Records follow. Copy every line with "text".

— begin Raw records —

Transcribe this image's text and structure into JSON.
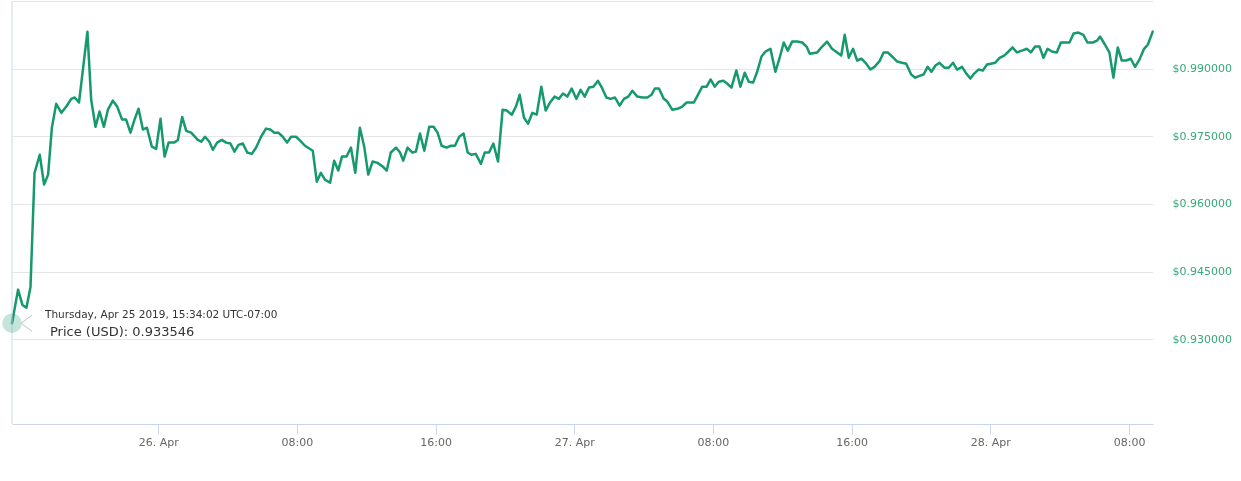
{
  "chart_data": {
    "type": "line",
    "line_style": "solid",
    "grid": "y",
    "x": [
      "2019-04-25T15:34",
      "2019-04-25T15:55",
      "2019-04-25T16:10",
      "2019-04-25T16:24",
      "2019-04-25T16:38",
      "2019-04-25T16:52",
      "2019-04-25T17:10",
      "2019-04-25T17:25",
      "2019-04-25T17:39",
      "2019-04-25T17:52",
      "2019-04-25T18:07",
      "2019-04-25T18:25",
      "2019-04-25T18:42",
      "2019-04-25T18:59",
      "2019-04-25T19:11",
      "2019-04-25T19:26",
      "2019-04-25T19:55",
      "2019-04-25T20:08",
      "2019-04-25T20:23",
      "2019-04-25T20:37",
      "2019-04-25T20:52",
      "2019-04-25T21:06",
      "2019-04-25T21:23",
      "2019-04-25T21:38",
      "2019-04-25T21:55",
      "2019-04-25T22:09",
      "2019-04-25T22:24",
      "2019-04-25T22:38",
      "2019-04-25T22:52",
      "2019-04-25T23:07",
      "2019-04-25T23:21",
      "2019-04-25T23:38",
      "2019-04-25T23:53",
      "2019-04-26T00:08",
      "2019-04-26T00:22",
      "2019-04-26T00:36",
      "2019-04-26T00:56",
      "2019-04-26T01:08",
      "2019-04-26T01:23",
      "2019-04-26T01:37",
      "2019-04-26T01:54",
      "2019-04-26T02:17",
      "2019-04-26T02:29",
      "2019-04-26T02:42",
      "2019-04-26T02:57",
      "2019-04-26T03:09",
      "2019-04-26T03:24",
      "2019-04-26T03:40",
      "2019-04-26T03:55",
      "2019-04-26T04:10",
      "2019-04-26T04:24",
      "2019-04-26T04:38",
      "2019-04-26T04:53",
      "2019-04-26T05:08",
      "2019-04-26T05:24",
      "2019-04-26T05:39",
      "2019-04-26T05:56",
      "2019-04-26T06:13",
      "2019-04-26T06:28",
      "2019-04-26T06:42",
      "2019-04-26T06:56",
      "2019-04-26T07:11",
      "2019-04-26T07:26",
      "2019-04-26T07:40",
      "2019-04-26T07:57",
      "2019-04-26T08:12",
      "2019-04-26T08:28",
      "2019-04-26T08:55",
      "2019-04-26T09:09",
      "2019-04-26T09:23",
      "2019-04-26T09:37",
      "2019-04-26T09:55",
      "2019-04-26T10:09",
      "2019-04-26T10:23",
      "2019-04-26T10:36",
      "2019-04-26T10:52",
      "2019-04-26T11:07",
      "2019-04-26T11:22",
      "2019-04-26T11:38",
      "2019-04-26T11:53",
      "2019-04-26T12:07",
      "2019-04-26T12:22",
      "2019-04-26T12:39",
      "2019-04-26T12:57",
      "2019-04-26T13:11",
      "2019-04-26T13:25",
      "2019-04-26T13:43",
      "2019-04-26T13:57",
      "2019-04-26T14:08",
      "2019-04-26T14:23",
      "2019-04-26T14:40",
      "2019-04-26T14:52",
      "2019-04-26T15:06",
      "2019-04-26T15:21",
      "2019-04-26T15:38",
      "2019-04-26T15:53",
      "2019-04-26T16:07",
      "2019-04-26T16:21",
      "2019-04-26T16:38",
      "2019-04-26T16:53",
      "2019-04-26T17:07",
      "2019-04-26T17:22",
      "2019-04-26T17:37",
      "2019-04-26T17:51",
      "2019-04-26T18:04",
      "2019-04-26T18:19",
      "2019-04-26T18:37",
      "2019-04-26T18:50",
      "2019-04-26T19:05",
      "2019-04-26T19:20",
      "2019-04-26T19:36",
      "2019-04-26T19:52",
      "2019-04-26T20:06",
      "2019-04-26T20:24",
      "2019-04-26T20:38",
      "2019-04-26T20:51",
      "2019-04-26T21:06",
      "2019-04-26T21:20",
      "2019-04-26T21:35",
      "2019-04-26T21:50",
      "2019-04-26T22:06",
      "2019-04-26T22:21",
      "2019-04-26T22:36",
      "2019-04-26T22:52",
      "2019-04-26T23:07",
      "2019-04-26T23:21",
      "2019-04-26T23:36",
      "2019-04-26T23:51",
      "2019-04-27T00:07",
      "2019-04-27T00:22",
      "2019-04-27T00:36",
      "2019-04-27T00:51",
      "2019-04-27T01:06",
      "2019-04-27T01:22",
      "2019-04-27T01:37",
      "2019-04-27T01:51",
      "2019-04-27T02:06",
      "2019-04-27T02:21",
      "2019-04-27T02:37",
      "2019-04-27T02:52",
      "2019-04-27T03:07",
      "2019-04-27T03:21",
      "2019-04-27T03:38",
      "2019-04-27T03:56",
      "2019-04-27T04:13",
      "2019-04-27T04:27",
      "2019-04-27T04:39",
      "2019-04-27T04:53",
      "2019-04-27T05:10",
      "2019-04-27T05:22",
      "2019-04-27T05:39",
      "2019-04-27T05:57",
      "2019-04-27T06:14",
      "2019-04-27T06:29",
      "2019-04-27T06:54",
      "2019-04-27T07:08",
      "2019-04-27T07:23",
      "2019-04-27T07:38",
      "2019-04-27T07:52",
      "2019-04-27T08:06",
      "2019-04-27T08:20",
      "2019-04-27T08:36",
      "2019-04-27T08:49",
      "2019-04-27T09:04",
      "2019-04-27T09:21",
      "2019-04-27T09:35",
      "2019-04-27T09:50",
      "2019-04-27T10:04",
      "2019-04-27T10:19",
      "2019-04-27T10:33",
      "2019-04-27T10:48",
      "2019-04-27T11:02",
      "2019-04-27T11:19",
      "2019-04-27T11:36",
      "2019-04-27T11:50",
      "2019-04-27T12:05",
      "2019-04-27T12:19",
      "2019-04-27T12:34",
      "2019-04-27T12:51",
      "2019-04-27T13:09",
      "2019-04-27T13:24",
      "2019-04-27T13:35",
      "2019-04-27T14:01",
      "2019-04-27T14:18",
      "2019-04-27T14:35",
      "2019-04-27T14:52",
      "2019-04-27T15:10",
      "2019-04-27T15:24",
      "2019-04-27T15:36",
      "2019-04-27T15:50",
      "2019-04-27T16:05",
      "2019-04-27T16:19",
      "2019-04-27T16:34",
      "2019-04-27T16:48",
      "2019-04-27T17:05",
      "2019-04-27T17:19",
      "2019-04-27T17:36",
      "2019-04-27T17:51",
      "2019-04-27T18:05",
      "2019-04-27T18:20",
      "2019-04-27T18:37",
      "2019-04-27T18:54",
      "2019-04-27T19:09",
      "2019-04-27T19:26",
      "2019-04-27T19:40",
      "2019-04-27T19:55",
      "2019-04-27T20:09",
      "2019-04-27T20:23",
      "2019-04-27T20:36",
      "2019-04-27T20:50",
      "2019-04-27T21:04",
      "2019-04-27T21:21",
      "2019-04-27T21:36",
      "2019-04-27T21:51",
      "2019-04-27T22:05",
      "2019-04-27T22:22",
      "2019-04-27T22:37",
      "2019-04-27T22:51",
      "2019-04-27T23:04",
      "2019-04-27T23:19",
      "2019-04-27T23:34",
      "2019-04-27T23:48",
      "2019-04-28T00:02",
      "2019-04-28T00:17",
      "2019-04-28T00:32",
      "2019-04-28T00:48",
      "2019-04-28T01:03",
      "2019-04-28T01:17",
      "2019-04-28T01:32",
      "2019-04-28T01:49",
      "2019-04-28T02:07",
      "2019-04-28T02:20",
      "2019-04-28T02:35",
      "2019-04-28T02:50",
      "2019-04-28T03:04",
      "2019-04-28T03:18",
      "2019-04-28T03:33",
      "2019-04-28T03:50",
      "2019-04-28T04:04",
      "2019-04-28T04:34",
      "2019-04-28T04:48",
      "2019-04-28T05:05",
      "2019-04-28T05:22",
      "2019-04-28T05:36",
      "2019-04-28T05:55",
      "2019-04-28T06:09",
      "2019-04-28T06:20",
      "2019-04-28T06:37",
      "2019-04-28T06:52",
      "2019-04-28T07:06",
      "2019-04-28T07:21",
      "2019-04-28T07:35",
      "2019-04-28T07:50",
      "2019-04-28T08:06",
      "2019-04-28T08:21",
      "2019-04-28T08:36",
      "2019-04-28T08:52",
      "2019-04-28T09:05",
      "2019-04-28T09:22"
    ],
    "series": [
      {
        "color": "#16996b",
        "values": [
          0.933546,
          0.941,
          0.9376,
          0.937,
          0.9416,
          0.9669,
          0.9709,
          0.9643,
          0.9665,
          0.9769,
          0.9822,
          0.9802,
          0.9816,
          0.9833,
          0.9836,
          0.9825,
          0.9982,
          0.9831,
          0.9771,
          0.9805,
          0.9771,
          0.9809,
          0.9829,
          0.9816,
          0.9787,
          0.9787,
          0.9758,
          0.9787,
          0.9811,
          0.9765,
          0.9769,
          0.9727,
          0.9722,
          0.9789,
          0.9705,
          0.9736,
          0.9736,
          0.9742,
          0.9793,
          0.9762,
          0.9758,
          0.9742,
          0.9738,
          0.9749,
          0.9738,
          0.972,
          0.9736,
          0.9742,
          0.9736,
          0.9734,
          0.9716,
          0.9731,
          0.9734,
          0.9714,
          0.9711,
          0.9725,
          0.9749,
          0.9767,
          0.9765,
          0.9758,
          0.9758,
          0.9749,
          0.9736,
          0.9749,
          0.9749,
          0.974,
          0.9729,
          0.9718,
          0.9649,
          0.9669,
          0.9654,
          0.9647,
          0.9696,
          0.9674,
          0.9705,
          0.9705,
          0.9725,
          0.9669,
          0.9769,
          0.9727,
          0.9665,
          0.9694,
          0.9691,
          0.9683,
          0.9674,
          0.9714,
          0.9725,
          0.9714,
          0.9696,
          0.9725,
          0.9714,
          0.9716,
          0.9756,
          0.9718,
          0.9771,
          0.9771,
          0.9758,
          0.9729,
          0.9725,
          0.9729,
          0.9729,
          0.9749,
          0.9756,
          0.9714,
          0.9709,
          0.9711,
          0.9689,
          0.9714,
          0.9714,
          0.9734,
          0.9694,
          0.9809,
          0.9807,
          0.9798,
          0.9816,
          0.9842,
          0.9791,
          0.9778,
          0.9802,
          0.9798,
          0.986,
          0.9807,
          0.9825,
          0.9838,
          0.9833,
          0.9845,
          0.9838,
          0.9856,
          0.9833,
          0.9853,
          0.9838,
          0.9858,
          0.986,
          0.9873,
          0.9856,
          0.9836,
          0.9833,
          0.9836,
          0.9818,
          0.9833,
          0.9838,
          0.9851,
          0.9838,
          0.9836,
          0.9836,
          0.9842,
          0.9856,
          0.9856,
          0.9833,
          0.9827,
          0.9809,
          0.9811,
          0.9816,
          0.9825,
          0.9825,
          0.9842,
          0.986,
          0.986,
          0.9876,
          0.986,
          0.9871,
          0.9873,
          0.9867,
          0.9858,
          0.9896,
          0.986,
          0.9891,
          0.9871,
          0.9869,
          0.9893,
          0.9927,
          0.9938,
          0.9944,
          0.9893,
          0.9922,
          0.9958,
          0.994,
          0.996,
          0.996,
          0.9958,
          0.9949,
          0.9933,
          0.9936,
          0.9949,
          0.996,
          0.9944,
          0.9936,
          0.9929,
          0.9975,
          0.9924,
          0.9944,
          0.9918,
          0.9922,
          0.9913,
          0.9898,
          0.9904,
          0.9916,
          0.9936,
          0.9936,
          0.9927,
          0.9916,
          0.9913,
          0.9911,
          0.9887,
          0.988,
          0.9884,
          0.9887,
          0.9904,
          0.9893,
          0.9907,
          0.9913,
          0.9902,
          0.9902,
          0.9913,
          0.9898,
          0.9904,
          0.9889,
          0.9878,
          0.9889,
          0.9898,
          0.9896,
          0.9909,
          0.9911,
          0.9913,
          0.9924,
          0.9929,
          0.9938,
          0.9947,
          0.9936,
          0.994,
          0.9944,
          0.9936,
          0.9949,
          0.9949,
          0.9924,
          0.9944,
          0.9938,
          0.9936,
          0.9958,
          0.9958,
          0.9978,
          0.998,
          0.9975,
          0.9958,
          0.9958,
          0.9962,
          0.9971,
          0.9953,
          0.9936,
          0.988,
          0.9947,
          0.9918,
          0.9918,
          0.9922,
          0.9904,
          0.992,
          0.9944,
          0.9953,
          0.9982
        ]
      }
    ],
    "xlim": [
      "2019-04-25T15:34",
      "2019-04-28T09:23"
    ],
    "xticks": [
      {
        "value": "2019-04-26T00:00",
        "label": "26. Apr"
      },
      {
        "value": "2019-04-26T08:00",
        "label": "08:00"
      },
      {
        "value": "2019-04-26T16:00",
        "label": "16:00"
      },
      {
        "value": "2019-04-27T00:00",
        "label": "27. Apr"
      },
      {
        "value": "2019-04-27T08:00",
        "label": "08:00"
      },
      {
        "value": "2019-04-27T16:00",
        "label": "16:00"
      },
      {
        "value": "2019-04-28T00:00",
        "label": "28. Apr"
      },
      {
        "value": "2019-04-28T08:00",
        "label": "08:00"
      }
    ],
    "ylim": [
      0.9112,
      1.005
    ],
    "yticks": [
      {
        "value": 0.93,
        "label": "$0.930000"
      },
      {
        "value": 0.945,
        "label": "$0.945000"
      },
      {
        "value": 0.96,
        "label": "$0.960000"
      },
      {
        "value": 0.975,
        "label": "$0.975000"
      },
      {
        "value": 0.99,
        "label": "$0.990000"
      },
      {
        "value": 1.005,
        "label": null
      }
    ],
    "annotations": [
      {
        "text": "Thursday, Apr 25 2019, 15:34:02 UTC-07:00",
        "x": "2019-04-25T15:34",
        "y": 0.933546
      },
      {
        "text": "Price (USD): 0.933546",
        "x": "2019-04-25T15:34",
        "y": 0.933546
      }
    ]
  }
}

— end Raw records —

## Output of the exercise
Transcribe this image's text and structure into JSON.
        "text": "Thursday, Apr 25 2019, 15:34:02 UTC-07:00",
        "text": "Price (USD): 0.933546",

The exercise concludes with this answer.